EXCERPTED TEXT —
As the Valley grew in the early part of the 20th century, so did nightspots and dance halls. “Chief” Kelly had a dance hall in the hills of Forest Knolls, and then built another one on the highway.  It is reported that “… his place used to be a knock-down, drag-out.  They used to put chicken wire around the band so they wouldn’t get hit by flying bottles.”  The “Pavilion” succeeded Kelly’s place after it burned down, but was much more tame.  Another dance hall opened in Forest Knolls, in a large building that is still there, on Sir Francis Drake Boulevard near the corner of Tamal Road.  Down the road, at the site of the current Lagunitas Post Office, the “Mariposa Pavilion” brought weekend entertainment for Valley adults and teens until it was torn down in 1953.  Adjoining it was the Lagunitas Lodge, which for many years featured Spec McAuliffe’s Irish coffee, until it burned in 1983.

During the 1960s Janis Joplin and members of her band, Big Brother and the Holding Company along with Van Morrison and members of the bands Quicksilver Messenger Service, the Grateful Dead, Sons of Champlin, and Joy of Cooking would all set up housekeeping in the Valley, and offer informal performances of their music here.  Some would stay, and become valued members of the community.

In the 1970’s the Community Center began to have art shows, performing art events, plays, movies and an annual Holiday Festival.  The numbers served were not large.  But that has changed dramatically starting about 2006.

Post Offices

The first post office in the Valley was established at San Geronimo in 1895, followed by Lagunitas in 1906, Forest Knolls in 1916 and Woodacre in 1925. Larger post offices were built in new locations in Woodacre, San Geronimo and Forest Knolls during the 1980’s.

DATA EXTRACT —

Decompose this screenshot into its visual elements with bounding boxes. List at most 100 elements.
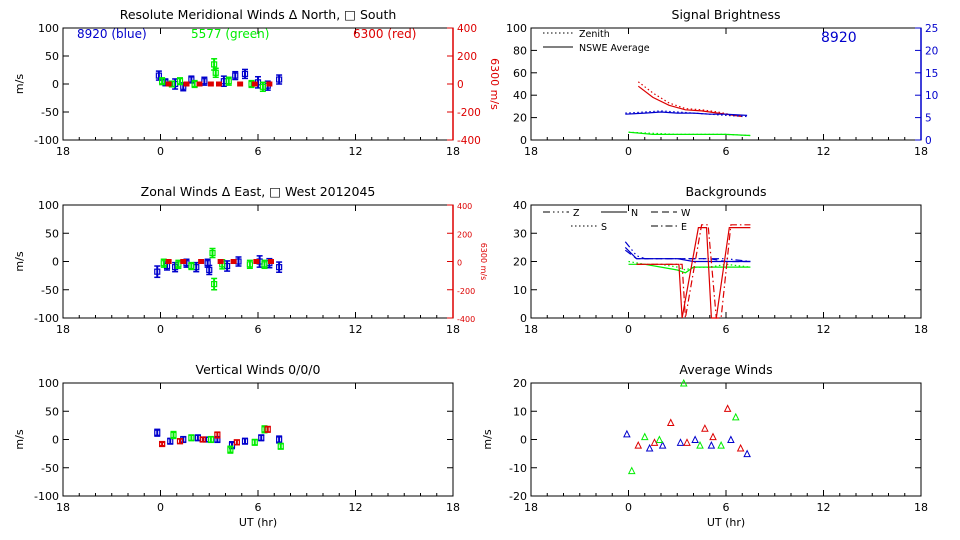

EXERCISE DIRECTIONS — Write out the passage on the Valley's history between "In the 1970’s" and "during the 1980’s.", inclusive. Nothing here depends on the lines above.

RESPONSE TO THE TASK —
In the 1970’s the Community Center began to have art shows, performing art events, plays, movies and an annual Holiday Festival.  The numbers served were not large.  But that has changed dramatically starting about 2006.

Post Offices

The first post office in the Valley was established at San Geronimo in 1895, followed by Lagunitas in 1906, Forest Knolls in 1916 and Woodacre in 1925. Larger post offices were built in new locations in Woodacre, San Geronimo and Forest Knolls during the 1980’s.